WRITTEN TASK ▸ Using the entries that follow, count the lines containing the word "email" and give that number by itself.

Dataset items

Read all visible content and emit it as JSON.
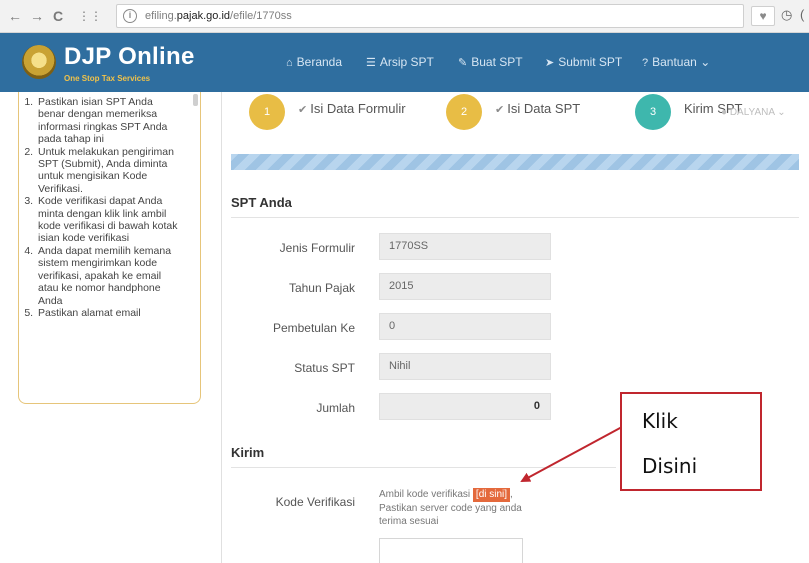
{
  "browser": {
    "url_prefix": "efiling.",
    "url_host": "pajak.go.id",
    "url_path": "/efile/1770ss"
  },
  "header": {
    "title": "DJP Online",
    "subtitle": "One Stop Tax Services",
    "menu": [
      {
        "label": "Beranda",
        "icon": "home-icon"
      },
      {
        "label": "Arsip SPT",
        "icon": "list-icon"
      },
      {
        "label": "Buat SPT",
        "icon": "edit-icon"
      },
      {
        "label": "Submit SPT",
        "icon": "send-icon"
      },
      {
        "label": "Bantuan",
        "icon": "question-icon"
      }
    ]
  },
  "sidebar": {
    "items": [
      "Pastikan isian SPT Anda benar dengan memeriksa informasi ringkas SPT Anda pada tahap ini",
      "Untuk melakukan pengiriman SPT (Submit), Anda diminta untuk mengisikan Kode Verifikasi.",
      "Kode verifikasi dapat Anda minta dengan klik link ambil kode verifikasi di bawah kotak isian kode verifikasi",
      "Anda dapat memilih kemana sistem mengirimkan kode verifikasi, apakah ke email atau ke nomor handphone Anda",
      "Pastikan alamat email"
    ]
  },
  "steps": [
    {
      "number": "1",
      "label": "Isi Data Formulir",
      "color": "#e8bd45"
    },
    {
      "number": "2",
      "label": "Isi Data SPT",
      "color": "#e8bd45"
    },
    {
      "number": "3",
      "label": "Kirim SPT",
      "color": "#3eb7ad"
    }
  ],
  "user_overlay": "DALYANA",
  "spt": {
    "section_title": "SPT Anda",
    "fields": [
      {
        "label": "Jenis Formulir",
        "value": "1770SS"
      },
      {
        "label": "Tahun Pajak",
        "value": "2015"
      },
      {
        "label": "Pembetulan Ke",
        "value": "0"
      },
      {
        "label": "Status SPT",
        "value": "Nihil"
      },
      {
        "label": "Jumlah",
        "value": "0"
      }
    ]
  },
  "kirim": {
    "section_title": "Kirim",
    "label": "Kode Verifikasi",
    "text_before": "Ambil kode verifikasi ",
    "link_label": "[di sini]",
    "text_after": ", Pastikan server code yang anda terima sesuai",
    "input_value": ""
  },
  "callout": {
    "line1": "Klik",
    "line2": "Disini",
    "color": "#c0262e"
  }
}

RESPONSE ▸ 2